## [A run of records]
──────────
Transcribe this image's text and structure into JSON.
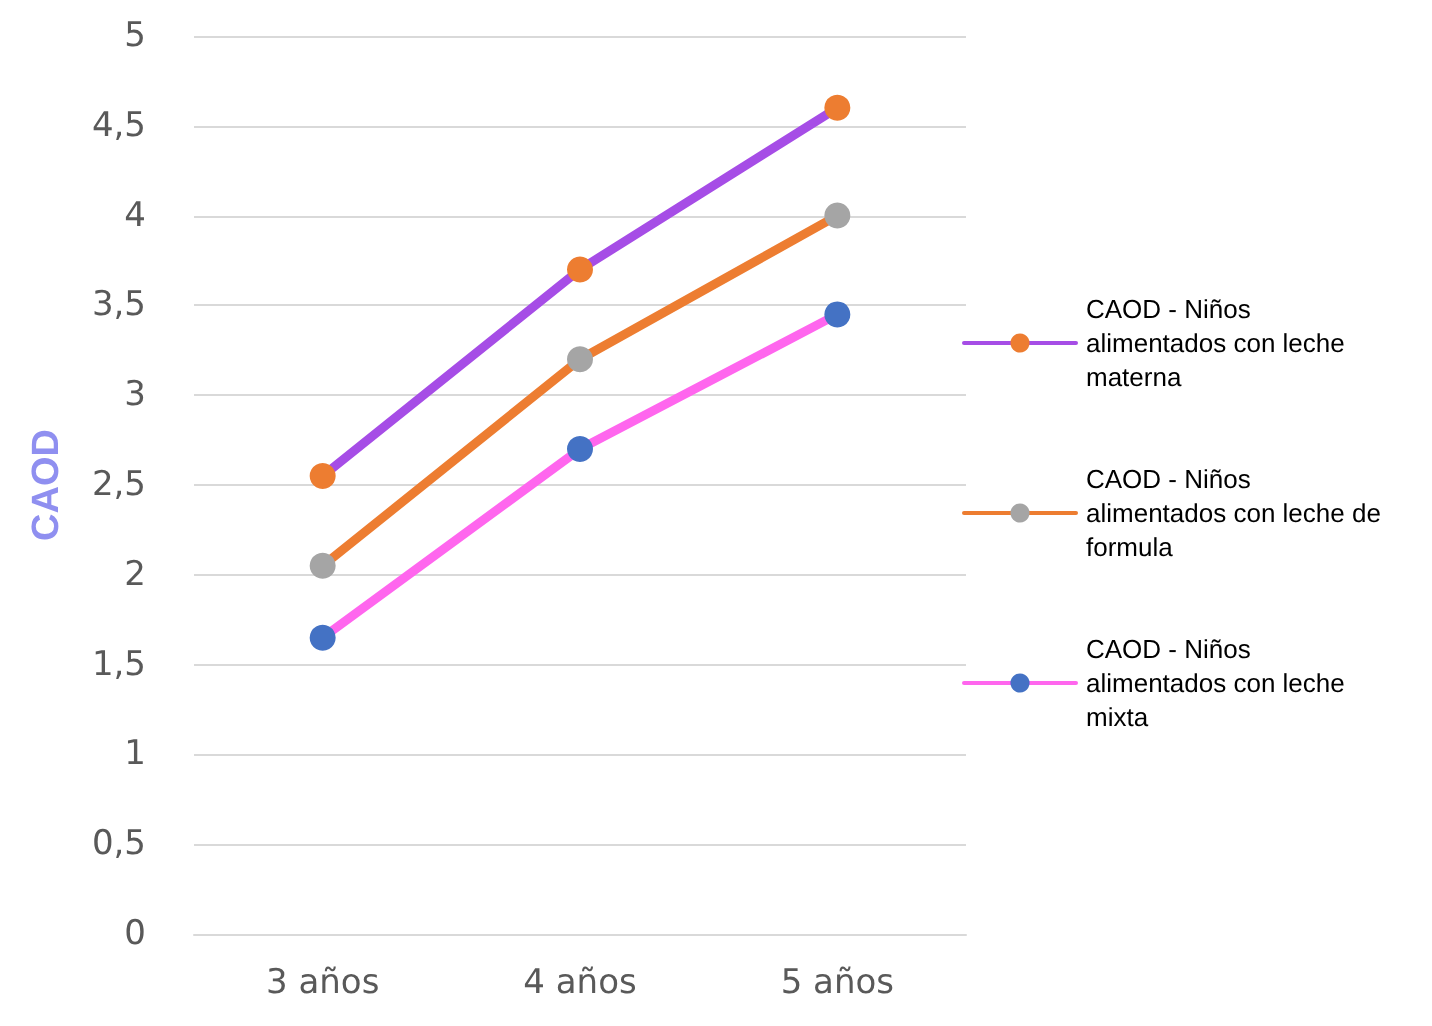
{
  "chart_data": {
    "type": "line",
    "ylabel": "CAOD",
    "categories": [
      "3 años",
      "4 años",
      "5 años"
    ],
    "series": [
      {
        "name": "CAOD - Niños alimentados con leche materna",
        "color": "#a64de6",
        "colors": [
          "#ed7d31",
          "#ed7d31",
          "#ed7d31"
        ],
        "values": [
          2.55,
          3.7,
          4.6
        ]
      },
      {
        "name": "CAOD - Niños alimentados con leche de formula",
        "color": "#ed7d31",
        "colors": [
          "#a5a5a5",
          "#a5a5a5",
          "#a5a5a5"
        ],
        "values": [
          2.05,
          3.2,
          4.0
        ]
      },
      {
        "name": "CAOD - Niños alimentados con leche mixta",
        "color": "#ff66ee",
        "colors": [
          "#4472c4",
          "#4472c4",
          "#4472c4"
        ],
        "values": [
          1.65,
          2.7,
          3.45
        ]
      }
    ],
    "ylim": [
      0,
      5
    ],
    "yticks": [
      {
        "value": 0,
        "label": "0"
      },
      {
        "value": 0.5,
        "label": "0,5"
      },
      {
        "value": 1,
        "label": "1"
      },
      {
        "value": 1.5,
        "label": "1,5"
      },
      {
        "value": 2,
        "label": "2"
      },
      {
        "value": 2.5,
        "label": "2,5"
      },
      {
        "value": 3,
        "label": "3"
      },
      {
        "value": 3.5,
        "label": "3,5"
      },
      {
        "value": 4,
        "label": "4"
      },
      {
        "value": 4.5,
        "label": "4,5"
      },
      {
        "value": 5,
        "label": "5"
      }
    ],
    "grid": "y",
    "legend": "right",
    "marker": "circle",
    "line_style": "solid"
  }
}
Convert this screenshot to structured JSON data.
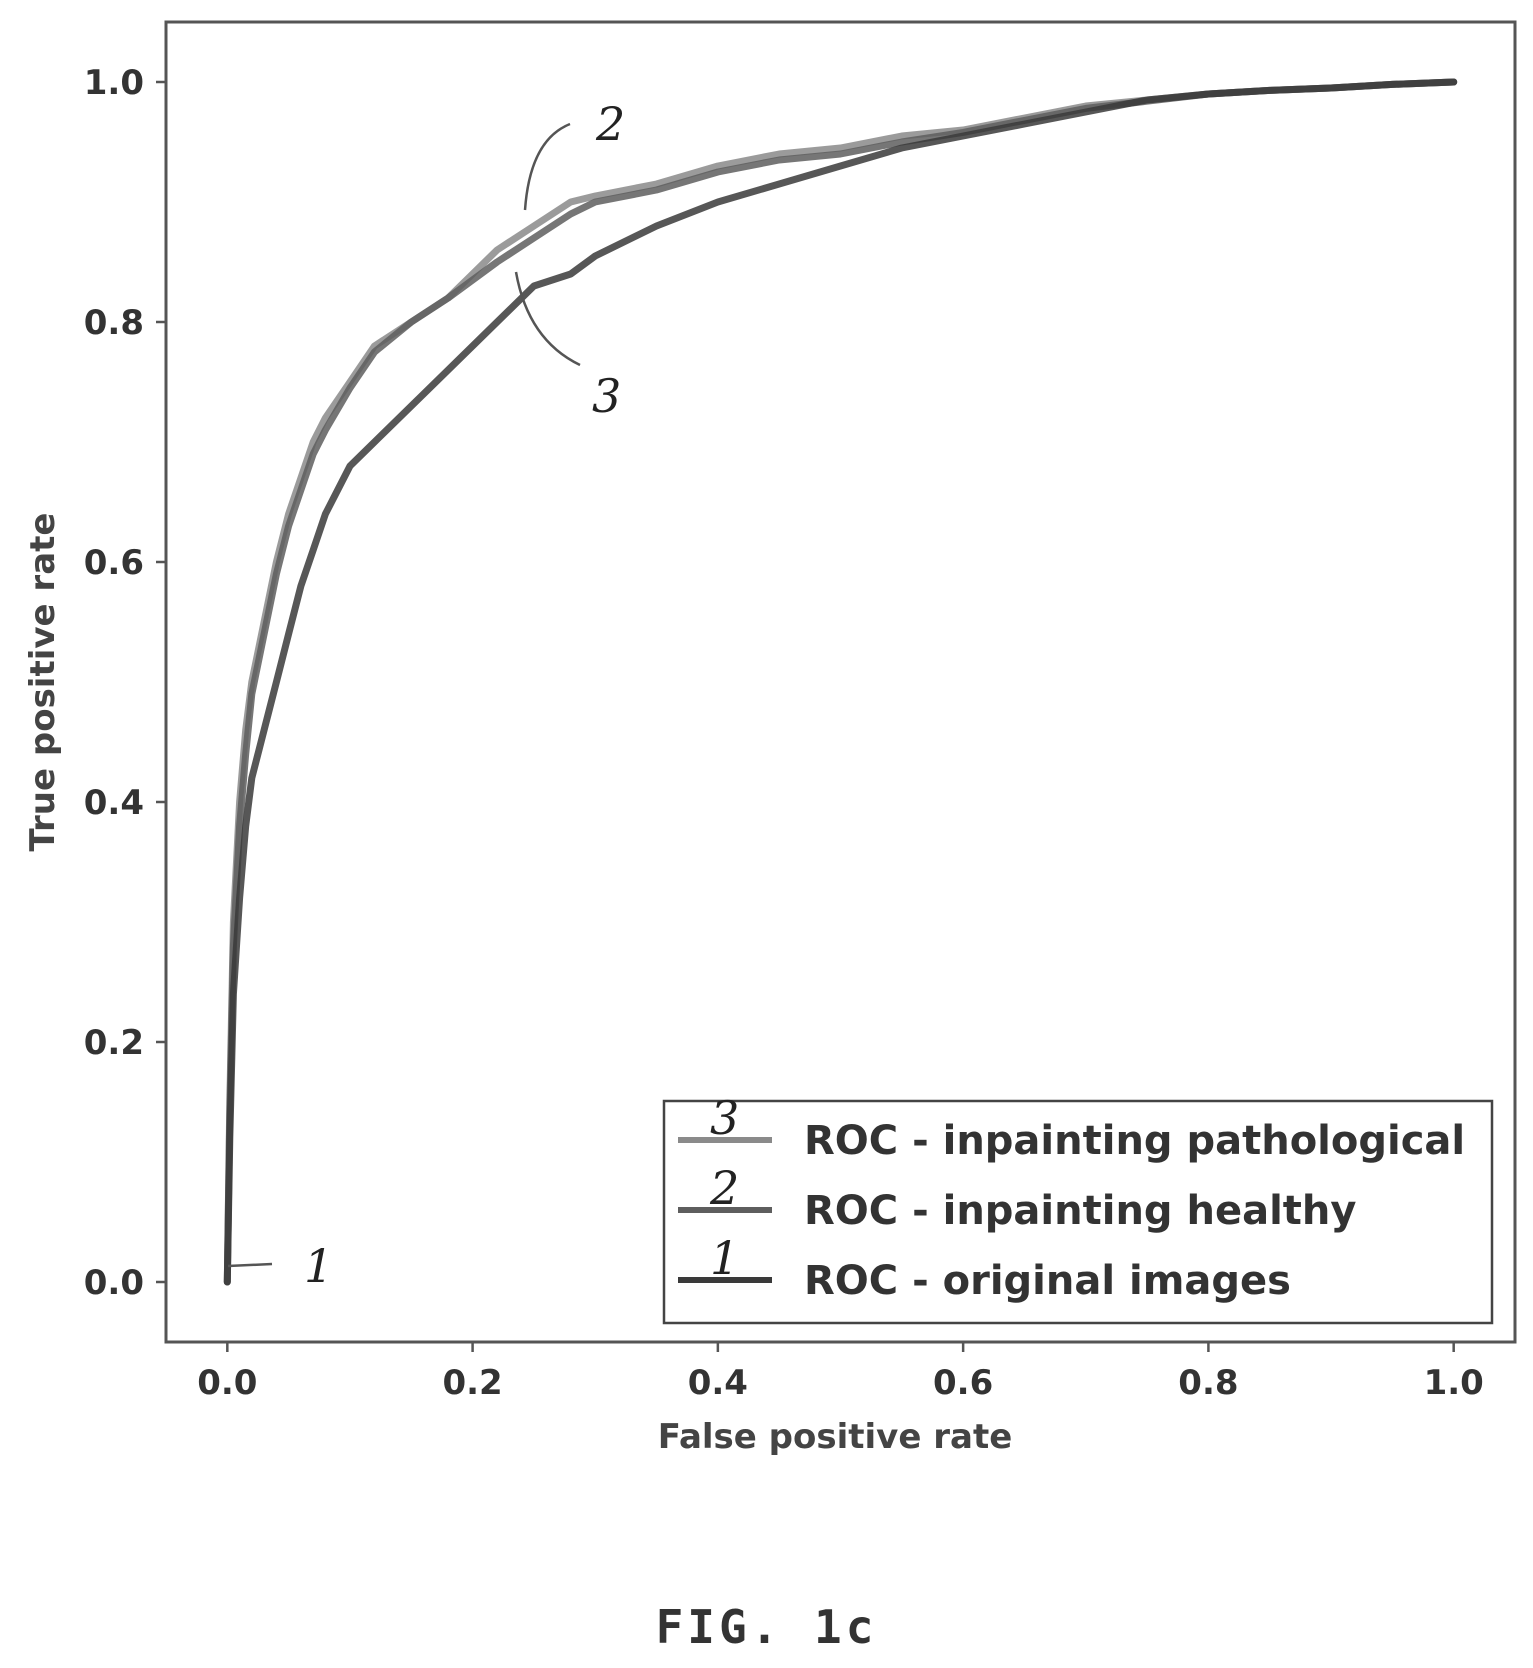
{
  "figure": {
    "caption": "FIG. 1c"
  },
  "chart_data": {
    "type": "line",
    "title": "",
    "xlabel": "False positive rate",
    "ylabel": "True positive rate",
    "xlim": [
      -0.05,
      1.05
    ],
    "ylim": [
      -0.05,
      1.05
    ],
    "xticks": [
      "0.0",
      "0.2",
      "0.4",
      "0.6",
      "0.8",
      "1.0"
    ],
    "yticks": [
      "0.0",
      "0.2",
      "0.4",
      "0.6",
      "0.8",
      "1.0"
    ],
    "grid": false,
    "legend_position": "bottom-right",
    "series": [
      {
        "name": "ROC - inpainting pathological",
        "marker": "3",
        "color": "#8a8a8a",
        "x": [
          0,
          0.002,
          0.005,
          0.01,
          0.015,
          0.02,
          0.03,
          0.04,
          0.05,
          0.06,
          0.07,
          0.08,
          0.1,
          0.12,
          0.15,
          0.18,
          0.2,
          0.22,
          0.25,
          0.28,
          0.3,
          0.35,
          0.4,
          0.45,
          0.5,
          0.55,
          0.6,
          0.65,
          0.7,
          0.75,
          0.8,
          0.85,
          0.9,
          0.95,
          1.0
        ],
        "y": [
          0,
          0.15,
          0.3,
          0.4,
          0.46,
          0.5,
          0.55,
          0.6,
          0.64,
          0.67,
          0.7,
          0.72,
          0.75,
          0.78,
          0.8,
          0.82,
          0.84,
          0.86,
          0.88,
          0.9,
          0.905,
          0.915,
          0.93,
          0.94,
          0.945,
          0.955,
          0.96,
          0.97,
          0.98,
          0.985,
          0.99,
          0.993,
          0.995,
          0.998,
          1.0
        ]
      },
      {
        "name": "ROC - inpainting healthy",
        "marker": "2",
        "color": "#5e5e5e",
        "x": [
          0,
          0.002,
          0.005,
          0.01,
          0.015,
          0.02,
          0.03,
          0.04,
          0.05,
          0.06,
          0.07,
          0.08,
          0.1,
          0.12,
          0.15,
          0.18,
          0.2,
          0.22,
          0.25,
          0.28,
          0.3,
          0.35,
          0.4,
          0.45,
          0.5,
          0.55,
          0.6,
          0.65,
          0.7,
          0.75,
          0.8,
          0.85,
          0.9,
          0.95,
          1.0
        ],
        "y": [
          0,
          0.14,
          0.28,
          0.38,
          0.44,
          0.49,
          0.54,
          0.59,
          0.63,
          0.66,
          0.69,
          0.71,
          0.745,
          0.775,
          0.8,
          0.82,
          0.835,
          0.85,
          0.87,
          0.89,
          0.9,
          0.91,
          0.925,
          0.935,
          0.94,
          0.95,
          0.958,
          0.968,
          0.978,
          0.984,
          0.99,
          0.993,
          0.995,
          0.998,
          1.0
        ]
      },
      {
        "name": "ROC - original images",
        "marker": "1",
        "color": "#3a3a3a",
        "x": [
          0,
          0.002,
          0.005,
          0.01,
          0.015,
          0.02,
          0.03,
          0.04,
          0.05,
          0.06,
          0.07,
          0.08,
          0.09,
          0.1,
          0.12,
          0.15,
          0.18,
          0.2,
          0.22,
          0.25,
          0.28,
          0.3,
          0.35,
          0.4,
          0.45,
          0.5,
          0.55,
          0.6,
          0.65,
          0.7,
          0.75,
          0.8,
          0.85,
          0.9,
          0.95,
          1.0
        ],
        "y": [
          0,
          0.12,
          0.24,
          0.32,
          0.38,
          0.42,
          0.46,
          0.5,
          0.54,
          0.58,
          0.61,
          0.64,
          0.66,
          0.68,
          0.7,
          0.73,
          0.76,
          0.78,
          0.8,
          0.83,
          0.84,
          0.855,
          0.88,
          0.9,
          0.915,
          0.93,
          0.945,
          0.955,
          0.965,
          0.975,
          0.985,
          0.99,
          0.993,
          0.995,
          0.998,
          1.0
        ]
      }
    ]
  }
}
──────────
## [GIVEN TASK]
Your task is to gather every line with the word "inpainting" and copy it.

## [SOLVED PROBLEM]
        "name": "ROC - inpainting pathological",
        "name": "ROC - inpainting healthy",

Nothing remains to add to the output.